> [Task prompt]: Go through the records and count every line that holds "provided". Only the number belongs in the reply.

> [Exercise data]:
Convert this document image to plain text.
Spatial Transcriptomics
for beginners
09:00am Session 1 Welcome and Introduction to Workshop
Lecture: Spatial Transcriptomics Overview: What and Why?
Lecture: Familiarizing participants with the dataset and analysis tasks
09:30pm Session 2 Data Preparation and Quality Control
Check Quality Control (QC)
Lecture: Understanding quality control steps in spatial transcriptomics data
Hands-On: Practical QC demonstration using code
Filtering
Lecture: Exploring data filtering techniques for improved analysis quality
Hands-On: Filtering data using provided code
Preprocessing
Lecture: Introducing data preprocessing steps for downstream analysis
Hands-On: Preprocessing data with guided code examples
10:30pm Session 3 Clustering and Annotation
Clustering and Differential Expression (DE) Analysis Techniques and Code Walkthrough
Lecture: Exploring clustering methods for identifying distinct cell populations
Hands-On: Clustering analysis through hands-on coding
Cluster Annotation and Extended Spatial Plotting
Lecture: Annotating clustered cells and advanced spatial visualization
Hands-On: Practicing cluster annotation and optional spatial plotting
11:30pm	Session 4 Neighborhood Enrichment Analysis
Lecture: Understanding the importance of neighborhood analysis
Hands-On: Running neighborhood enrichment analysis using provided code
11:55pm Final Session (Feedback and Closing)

--

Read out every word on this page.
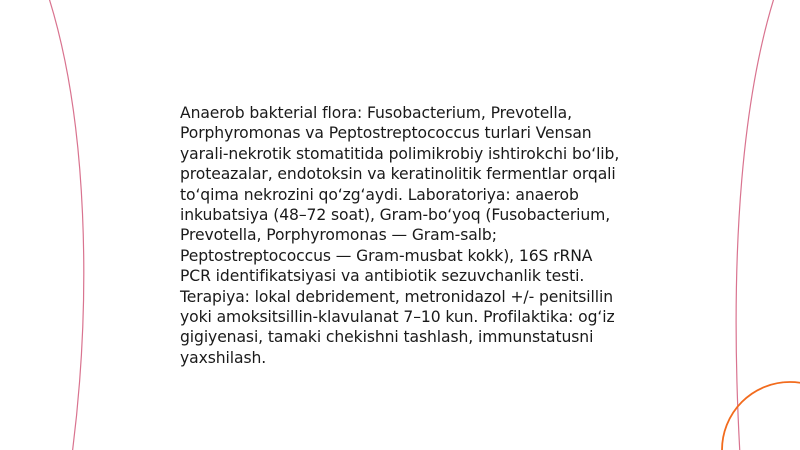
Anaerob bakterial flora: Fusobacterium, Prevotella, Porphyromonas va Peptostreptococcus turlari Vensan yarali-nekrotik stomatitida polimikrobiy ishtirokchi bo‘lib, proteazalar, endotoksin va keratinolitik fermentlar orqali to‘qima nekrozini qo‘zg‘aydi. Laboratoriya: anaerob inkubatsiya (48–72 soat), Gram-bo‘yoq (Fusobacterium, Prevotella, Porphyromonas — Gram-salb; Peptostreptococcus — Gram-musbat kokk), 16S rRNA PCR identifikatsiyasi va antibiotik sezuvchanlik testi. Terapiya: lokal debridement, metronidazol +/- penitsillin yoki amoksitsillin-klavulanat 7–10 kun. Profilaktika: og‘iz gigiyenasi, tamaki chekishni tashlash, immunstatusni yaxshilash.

> [Task result]: 2